■ **PROBLEM DETAILS**
Scan the material below for the string "title", and copy every line where it shows up.

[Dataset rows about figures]
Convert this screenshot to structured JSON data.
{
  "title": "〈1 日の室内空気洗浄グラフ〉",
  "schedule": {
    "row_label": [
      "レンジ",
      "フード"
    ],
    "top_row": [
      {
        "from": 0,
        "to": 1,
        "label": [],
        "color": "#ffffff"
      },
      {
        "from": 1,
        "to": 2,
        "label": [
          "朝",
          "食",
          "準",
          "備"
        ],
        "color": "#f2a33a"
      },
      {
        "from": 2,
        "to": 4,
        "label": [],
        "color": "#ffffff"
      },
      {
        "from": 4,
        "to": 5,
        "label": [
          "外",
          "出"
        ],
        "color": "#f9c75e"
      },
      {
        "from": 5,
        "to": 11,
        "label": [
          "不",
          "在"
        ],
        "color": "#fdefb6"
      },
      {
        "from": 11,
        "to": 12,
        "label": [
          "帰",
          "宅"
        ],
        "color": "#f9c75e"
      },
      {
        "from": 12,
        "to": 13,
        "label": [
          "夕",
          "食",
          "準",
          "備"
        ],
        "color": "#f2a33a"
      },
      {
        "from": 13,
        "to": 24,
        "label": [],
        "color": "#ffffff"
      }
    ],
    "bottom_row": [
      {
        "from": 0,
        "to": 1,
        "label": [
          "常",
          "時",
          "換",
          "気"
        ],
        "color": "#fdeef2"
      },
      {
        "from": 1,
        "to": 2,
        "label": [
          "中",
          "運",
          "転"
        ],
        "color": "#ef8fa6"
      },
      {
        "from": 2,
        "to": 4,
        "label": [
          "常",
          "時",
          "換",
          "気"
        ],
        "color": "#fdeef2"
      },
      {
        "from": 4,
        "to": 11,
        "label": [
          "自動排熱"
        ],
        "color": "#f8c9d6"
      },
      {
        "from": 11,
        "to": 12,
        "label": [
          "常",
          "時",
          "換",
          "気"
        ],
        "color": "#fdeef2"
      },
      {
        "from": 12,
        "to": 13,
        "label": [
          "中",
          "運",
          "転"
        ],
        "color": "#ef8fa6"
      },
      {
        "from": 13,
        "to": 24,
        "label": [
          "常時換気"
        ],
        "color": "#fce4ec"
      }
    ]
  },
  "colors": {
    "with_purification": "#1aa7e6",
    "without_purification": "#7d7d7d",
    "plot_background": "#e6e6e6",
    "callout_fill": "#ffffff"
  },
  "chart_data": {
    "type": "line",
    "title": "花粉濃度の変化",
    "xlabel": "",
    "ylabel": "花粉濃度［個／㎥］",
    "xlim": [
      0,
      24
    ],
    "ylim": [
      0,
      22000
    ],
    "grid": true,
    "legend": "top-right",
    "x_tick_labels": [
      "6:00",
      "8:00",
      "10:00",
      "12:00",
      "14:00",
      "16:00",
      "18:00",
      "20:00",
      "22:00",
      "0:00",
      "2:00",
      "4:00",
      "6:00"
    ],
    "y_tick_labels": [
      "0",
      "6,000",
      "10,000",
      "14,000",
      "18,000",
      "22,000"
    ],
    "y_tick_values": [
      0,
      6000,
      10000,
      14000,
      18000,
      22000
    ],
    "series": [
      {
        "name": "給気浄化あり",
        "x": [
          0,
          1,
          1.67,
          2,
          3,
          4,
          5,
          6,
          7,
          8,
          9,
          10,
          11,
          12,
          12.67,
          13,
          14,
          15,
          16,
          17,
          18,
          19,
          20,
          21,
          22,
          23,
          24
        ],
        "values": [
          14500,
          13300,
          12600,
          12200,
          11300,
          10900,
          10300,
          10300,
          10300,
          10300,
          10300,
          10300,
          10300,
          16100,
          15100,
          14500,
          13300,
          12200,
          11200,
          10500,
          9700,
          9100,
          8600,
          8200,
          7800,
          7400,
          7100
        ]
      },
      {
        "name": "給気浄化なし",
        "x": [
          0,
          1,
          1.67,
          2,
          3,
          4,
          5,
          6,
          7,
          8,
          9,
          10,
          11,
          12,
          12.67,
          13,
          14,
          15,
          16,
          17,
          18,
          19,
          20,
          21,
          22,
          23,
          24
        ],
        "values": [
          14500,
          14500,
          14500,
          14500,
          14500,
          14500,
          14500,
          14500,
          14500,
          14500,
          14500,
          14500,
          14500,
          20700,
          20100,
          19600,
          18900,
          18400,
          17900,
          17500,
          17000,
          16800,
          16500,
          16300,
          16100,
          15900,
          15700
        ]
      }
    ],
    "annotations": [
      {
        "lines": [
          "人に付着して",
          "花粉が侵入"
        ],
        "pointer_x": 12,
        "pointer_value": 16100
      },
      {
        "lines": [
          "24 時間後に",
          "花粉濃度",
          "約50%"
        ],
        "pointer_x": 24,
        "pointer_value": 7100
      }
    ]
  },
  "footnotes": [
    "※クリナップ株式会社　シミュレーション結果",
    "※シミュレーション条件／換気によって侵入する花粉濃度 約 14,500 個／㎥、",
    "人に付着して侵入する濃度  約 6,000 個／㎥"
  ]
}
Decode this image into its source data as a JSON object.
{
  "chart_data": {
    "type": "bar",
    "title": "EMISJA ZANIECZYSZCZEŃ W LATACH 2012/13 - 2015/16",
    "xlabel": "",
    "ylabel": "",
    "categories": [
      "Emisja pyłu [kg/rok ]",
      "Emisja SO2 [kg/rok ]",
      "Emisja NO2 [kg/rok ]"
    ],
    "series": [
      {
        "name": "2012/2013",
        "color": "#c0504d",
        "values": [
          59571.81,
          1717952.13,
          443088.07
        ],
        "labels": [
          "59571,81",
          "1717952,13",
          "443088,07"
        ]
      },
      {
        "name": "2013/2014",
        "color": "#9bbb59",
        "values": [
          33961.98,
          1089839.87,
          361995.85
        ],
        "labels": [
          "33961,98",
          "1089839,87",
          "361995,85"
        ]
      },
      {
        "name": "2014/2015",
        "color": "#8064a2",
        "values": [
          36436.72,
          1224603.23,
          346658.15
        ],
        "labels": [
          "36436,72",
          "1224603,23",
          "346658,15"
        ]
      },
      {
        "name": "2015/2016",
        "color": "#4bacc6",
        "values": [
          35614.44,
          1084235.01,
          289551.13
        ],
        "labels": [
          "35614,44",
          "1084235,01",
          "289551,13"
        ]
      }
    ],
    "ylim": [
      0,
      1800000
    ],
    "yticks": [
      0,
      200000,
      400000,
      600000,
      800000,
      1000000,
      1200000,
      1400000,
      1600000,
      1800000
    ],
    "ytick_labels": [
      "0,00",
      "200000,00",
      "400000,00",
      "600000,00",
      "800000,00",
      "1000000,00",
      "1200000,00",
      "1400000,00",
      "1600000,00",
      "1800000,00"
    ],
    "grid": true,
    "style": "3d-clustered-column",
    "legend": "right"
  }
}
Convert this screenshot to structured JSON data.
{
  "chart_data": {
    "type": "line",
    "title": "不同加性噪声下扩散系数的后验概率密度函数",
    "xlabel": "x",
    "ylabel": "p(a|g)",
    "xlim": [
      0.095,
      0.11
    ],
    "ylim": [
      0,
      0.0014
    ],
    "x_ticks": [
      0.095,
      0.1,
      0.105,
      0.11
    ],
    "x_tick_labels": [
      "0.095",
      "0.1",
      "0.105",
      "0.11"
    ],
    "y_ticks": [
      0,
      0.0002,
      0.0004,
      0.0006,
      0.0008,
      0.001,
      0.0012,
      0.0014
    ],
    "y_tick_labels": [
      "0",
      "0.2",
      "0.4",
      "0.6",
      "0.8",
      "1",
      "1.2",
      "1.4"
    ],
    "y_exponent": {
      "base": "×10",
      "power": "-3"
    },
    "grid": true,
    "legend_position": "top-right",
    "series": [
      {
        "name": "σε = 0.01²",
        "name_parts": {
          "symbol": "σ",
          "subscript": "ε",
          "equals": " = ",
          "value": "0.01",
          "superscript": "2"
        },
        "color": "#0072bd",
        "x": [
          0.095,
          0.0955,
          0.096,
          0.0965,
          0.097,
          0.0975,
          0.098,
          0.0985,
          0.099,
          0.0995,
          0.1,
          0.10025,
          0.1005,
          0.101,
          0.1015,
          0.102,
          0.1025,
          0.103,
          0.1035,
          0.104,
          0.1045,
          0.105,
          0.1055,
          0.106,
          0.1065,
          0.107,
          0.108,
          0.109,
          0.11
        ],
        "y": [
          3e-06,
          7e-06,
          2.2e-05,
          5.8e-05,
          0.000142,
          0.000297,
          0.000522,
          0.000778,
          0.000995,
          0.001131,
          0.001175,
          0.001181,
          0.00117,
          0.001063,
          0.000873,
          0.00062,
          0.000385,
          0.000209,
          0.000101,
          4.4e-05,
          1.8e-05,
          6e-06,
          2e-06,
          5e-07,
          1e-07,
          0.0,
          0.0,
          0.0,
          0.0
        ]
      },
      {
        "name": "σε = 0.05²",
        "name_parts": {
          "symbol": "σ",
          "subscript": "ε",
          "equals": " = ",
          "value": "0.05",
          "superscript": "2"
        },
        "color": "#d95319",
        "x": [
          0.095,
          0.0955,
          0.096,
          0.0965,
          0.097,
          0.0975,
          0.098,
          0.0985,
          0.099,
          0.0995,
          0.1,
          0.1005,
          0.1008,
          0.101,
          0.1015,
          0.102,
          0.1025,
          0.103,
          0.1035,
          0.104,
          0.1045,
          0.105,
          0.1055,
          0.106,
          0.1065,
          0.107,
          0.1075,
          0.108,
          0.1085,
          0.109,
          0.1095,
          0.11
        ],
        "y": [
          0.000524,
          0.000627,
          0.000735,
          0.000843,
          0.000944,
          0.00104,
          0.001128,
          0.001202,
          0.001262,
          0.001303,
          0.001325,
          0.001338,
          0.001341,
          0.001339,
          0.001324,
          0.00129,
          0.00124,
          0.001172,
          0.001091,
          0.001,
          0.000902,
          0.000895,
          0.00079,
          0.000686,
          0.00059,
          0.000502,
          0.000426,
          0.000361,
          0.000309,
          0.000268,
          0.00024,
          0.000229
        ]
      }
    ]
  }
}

■ **WORKED ANSWER**
  "title": "〈1 日の室内空気洗浄グラフ〉",
    "title": "花粉濃度の変化",
    "title": "EMISJA ZANIECZYSZCZEŃ W LATACH 2012/13 - 2015/16",
    "title": "不同加性噪声下扩散系数的后验概率密度函数",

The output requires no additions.